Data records
# # # #

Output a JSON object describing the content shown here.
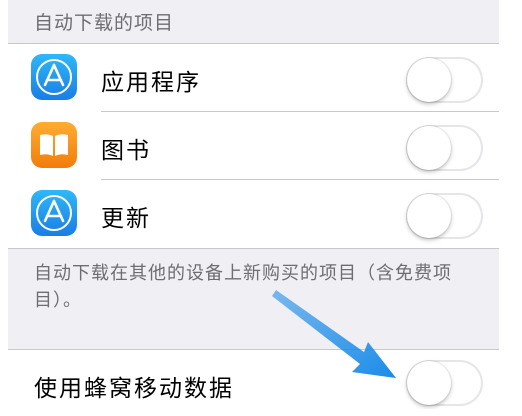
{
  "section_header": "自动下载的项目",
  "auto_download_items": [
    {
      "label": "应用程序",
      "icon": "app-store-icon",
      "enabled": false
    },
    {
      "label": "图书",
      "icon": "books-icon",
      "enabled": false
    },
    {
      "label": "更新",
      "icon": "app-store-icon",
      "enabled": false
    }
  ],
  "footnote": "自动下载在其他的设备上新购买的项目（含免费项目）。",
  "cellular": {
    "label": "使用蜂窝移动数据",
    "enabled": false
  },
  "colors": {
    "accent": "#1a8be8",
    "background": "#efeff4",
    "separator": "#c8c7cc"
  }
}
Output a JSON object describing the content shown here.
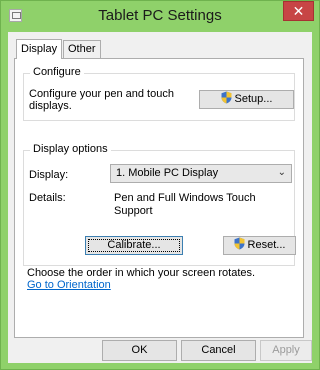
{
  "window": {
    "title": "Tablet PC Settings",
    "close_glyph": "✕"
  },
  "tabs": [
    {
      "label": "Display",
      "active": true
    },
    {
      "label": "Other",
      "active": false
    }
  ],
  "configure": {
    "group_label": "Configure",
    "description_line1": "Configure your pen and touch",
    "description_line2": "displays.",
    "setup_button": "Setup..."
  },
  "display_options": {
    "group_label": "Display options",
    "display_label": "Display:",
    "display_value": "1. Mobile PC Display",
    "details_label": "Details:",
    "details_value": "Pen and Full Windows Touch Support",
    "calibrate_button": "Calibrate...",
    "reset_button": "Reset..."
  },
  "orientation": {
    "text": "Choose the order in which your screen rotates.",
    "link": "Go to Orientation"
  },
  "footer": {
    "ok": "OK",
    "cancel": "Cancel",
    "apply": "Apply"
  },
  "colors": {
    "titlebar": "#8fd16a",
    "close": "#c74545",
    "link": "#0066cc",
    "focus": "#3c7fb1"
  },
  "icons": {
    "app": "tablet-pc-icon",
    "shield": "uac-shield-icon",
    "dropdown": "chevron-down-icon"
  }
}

# # # #

▶ GOAL OF THE EXERCISE
Without the pictures, reproduce every line of the records above exactly.

▶ TASK ANSWER
Output a JSON object describing the content shown here.
{
  "section_header": "自动下载的项目",
  "auto_download_items": [
    {
      "label": "应用程序",
      "icon": "app-store-icon",
      "enabled": false
    },
    {
      "label": "图书",
      "icon": "books-icon",
      "enabled": false
    },
    {
      "label": "更新",
      "icon": "app-store-icon",
      "enabled": false
    }
  ],
  "footnote": "自动下载在其他的设备上新购买的项目（含免费项目）。",
  "cellular": {
    "label": "使用蜂窝移动数据",
    "enabled": false
  },
  "colors": {
    "accent": "#1a8be8",
    "background": "#efeff4",
    "separator": "#c8c7cc"
  }
}
Output a JSON object describing the content shown here.
{
  "window": {
    "title": "Tablet PC Settings",
    "close_glyph": "✕"
  },
  "tabs": [
    {
      "label": "Display",
      "active": true
    },
    {
      "label": "Other",
      "active": false
    }
  ],
  "configure": {
    "group_label": "Configure",
    "description_line1": "Configure your pen and touch",
    "description_line2": "displays.",
    "setup_button": "Setup..."
  },
  "display_options": {
    "group_label": "Display options",
    "display_label": "Display:",
    "display_value": "1. Mobile PC Display",
    "details_label": "Details:",
    "details_value": "Pen and Full Windows Touch Support",
    "calibrate_button": "Calibrate...",
    "reset_button": "Reset..."
  },
  "orientation": {
    "text": "Choose the order in which your screen rotates.",
    "link": "Go to Orientation"
  },
  "footer": {
    "ok": "OK",
    "cancel": "Cancel",
    "apply": "Apply"
  },
  "colors": {
    "titlebar": "#8fd16a",
    "close": "#c74545",
    "link": "#0066cc",
    "focus": "#3c7fb1"
  },
  "icons": {
    "app": "tablet-pc-icon",
    "shield": "uac-shield-icon",
    "dropdown": "chevron-down-icon"
  }
}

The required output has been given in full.